----- DATA SHOWN -----
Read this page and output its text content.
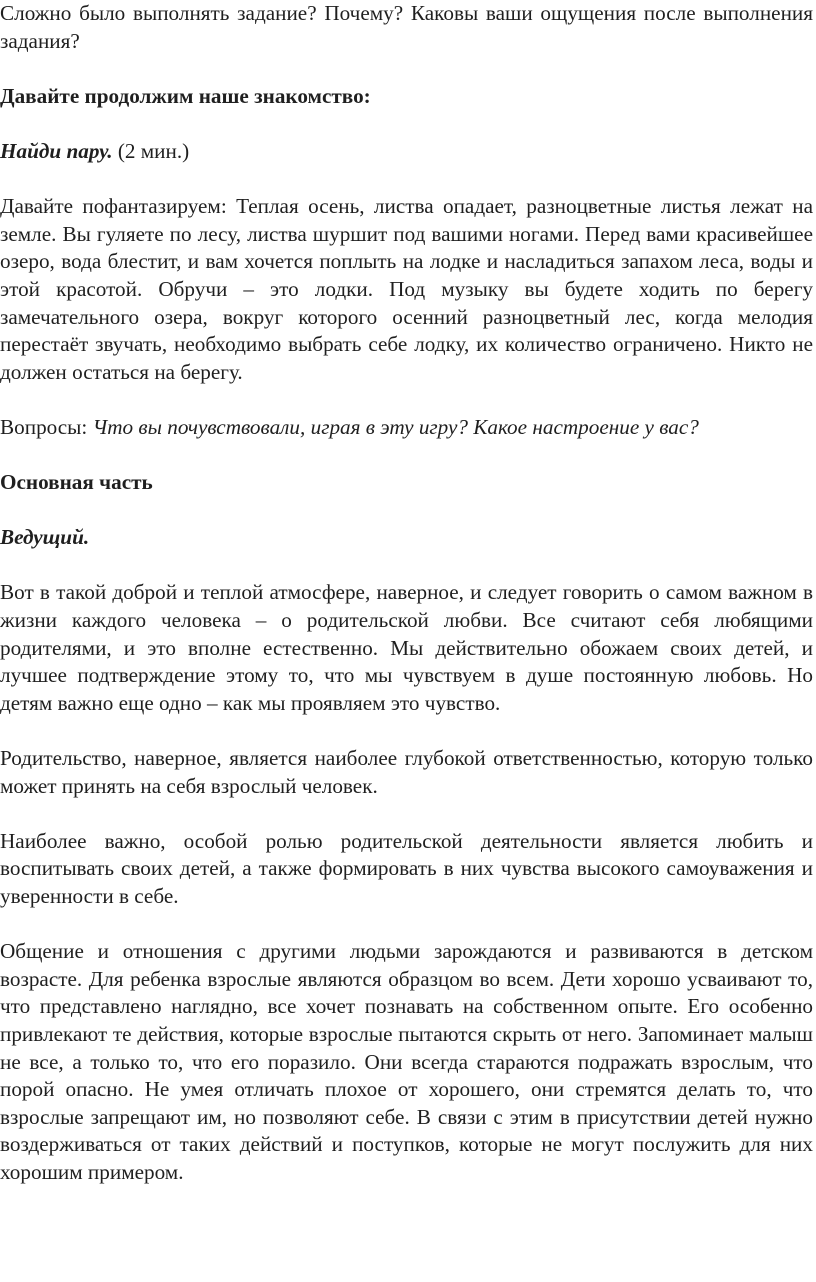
Сложно было выполнять задание? Почему? Каковы ваши ощущения после выполнения задания?

Давайте продолжим наше знакомство:

Найди пару. (2 мин.)

Давайте пофантазируем: Теплая осень, листва опадает, разноцветные листья лежат на земле. Вы гуляете по лесу, листва шуршит под вашими ногами. Перед вами красивейшее озеро, вода блестит, и вам хочется поплыть на лодке и насладиться запахом леса, воды и этой красотой. Обручи – это лодки. Под музыку вы будете ходить по берегу замечательного озера, вокруг которого осенний разноцветный лес, когда мелодия перестаёт звучать, необходимо выбрать себе лодку, их количество ограничено. Никто не должен остаться на берегу.

Вопросы: Что вы почувствовали, играя в эту игру? Какое настроение у вас?

Основная часть

Ведущий.

Вот в такой доброй и теплой атмосфере, наверное, и следует говорить о самом важном в жизни каждого человека – о родительской любви. Все считают себя любящими родителями, и это вполне естественно. Мы действительно обожаем своих детей, и лучшее подтверждение этому то, что мы чувствуем в душе постоянную любовь. Но детям важно еще одно – как мы проявляем это чувство.

Родительство, наверное, является наиболее глубокой ответственностью, которую только может принять на себя взрослый человек.

Наиболее важно, особой ролью родительской деятельности является любить и воспитывать своих детей, а также формировать в них чувства высокого самоуважения и уверенности в себе.

Общение и отношения с другими людьми зарождаются и развиваются в детском возрасте. Для ребенка взрослые являются образцом во всем. Дети хорошо усваивают то, что представлено наглядно, все хочет познавать на собственном опыте. Его особенно привлекают те действия, которые взрослые пытаются скрыть от него. Запоминает малыш не все, а только то, что его поразило. Они всегда стараются подражать взрослым, что порой опасно. Не умея отличать плохое от хорошего, они стремятся делать то, что взрослые запрещают им, но позволяют себе. В связи с этим в присутствии детей нужно воздерживаться от таких действий и поступков, которые не могут послужить для них хорошим примером.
-----
GIVEN TASK -
Scan the entries above. Copy each line that has the string "наверное".

ANSWER FOR THE TASK -
Вот в такой доброй и теплой атмосфере, наверное, и следует говорить о самом важном в жизни каждого человека – о родительской любви. Все считают себя любящими родителями, и это вполне естественно. Мы действительно обожаем своих детей, и лучшее подтверждение этому то, что мы чувствуем в душе постоянную любовь. Но детям важно еще одно – как мы проявляем это чувство.
Родительство, наверное, является наиболее глубокой ответственностью, которую только может принять на себя взрослый человек.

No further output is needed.